_The task_
Locate all lines with the word "subtitle" and copy them out.
========
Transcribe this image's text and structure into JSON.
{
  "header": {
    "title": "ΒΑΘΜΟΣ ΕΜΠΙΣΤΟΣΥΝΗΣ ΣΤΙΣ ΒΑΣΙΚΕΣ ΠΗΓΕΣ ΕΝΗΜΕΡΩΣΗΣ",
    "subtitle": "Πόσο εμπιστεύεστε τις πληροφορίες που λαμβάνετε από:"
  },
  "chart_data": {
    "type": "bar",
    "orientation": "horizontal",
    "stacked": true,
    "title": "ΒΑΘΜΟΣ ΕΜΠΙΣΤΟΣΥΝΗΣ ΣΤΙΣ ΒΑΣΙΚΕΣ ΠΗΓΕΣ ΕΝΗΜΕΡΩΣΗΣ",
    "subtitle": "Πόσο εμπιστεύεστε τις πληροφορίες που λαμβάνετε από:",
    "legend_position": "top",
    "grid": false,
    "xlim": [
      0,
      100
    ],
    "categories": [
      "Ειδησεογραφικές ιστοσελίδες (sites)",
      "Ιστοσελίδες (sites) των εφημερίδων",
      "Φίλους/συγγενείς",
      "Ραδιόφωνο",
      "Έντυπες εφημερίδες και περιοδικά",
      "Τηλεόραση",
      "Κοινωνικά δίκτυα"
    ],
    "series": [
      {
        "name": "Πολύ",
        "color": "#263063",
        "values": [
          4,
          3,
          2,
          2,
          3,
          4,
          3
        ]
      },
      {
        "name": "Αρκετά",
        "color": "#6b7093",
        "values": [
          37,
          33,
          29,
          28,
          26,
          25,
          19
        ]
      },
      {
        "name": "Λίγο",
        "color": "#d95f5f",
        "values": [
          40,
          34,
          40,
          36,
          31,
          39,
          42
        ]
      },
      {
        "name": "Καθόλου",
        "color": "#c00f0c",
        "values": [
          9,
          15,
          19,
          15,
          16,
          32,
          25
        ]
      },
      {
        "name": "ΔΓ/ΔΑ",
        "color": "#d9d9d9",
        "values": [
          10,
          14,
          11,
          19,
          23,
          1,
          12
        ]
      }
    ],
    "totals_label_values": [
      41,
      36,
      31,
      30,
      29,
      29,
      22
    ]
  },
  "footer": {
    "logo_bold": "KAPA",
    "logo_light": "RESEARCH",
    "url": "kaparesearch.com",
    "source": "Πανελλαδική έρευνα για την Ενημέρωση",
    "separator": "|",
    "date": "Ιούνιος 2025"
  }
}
========
_Answer for the task_
    "subtitle": "Πόσο εμπιστεύεστε τις πληροφορίες που λαμβάνετε από:"
    "subtitle": "Πόσο εμπιστεύεστε τις πληροφορίες που λαμβάνετε από:",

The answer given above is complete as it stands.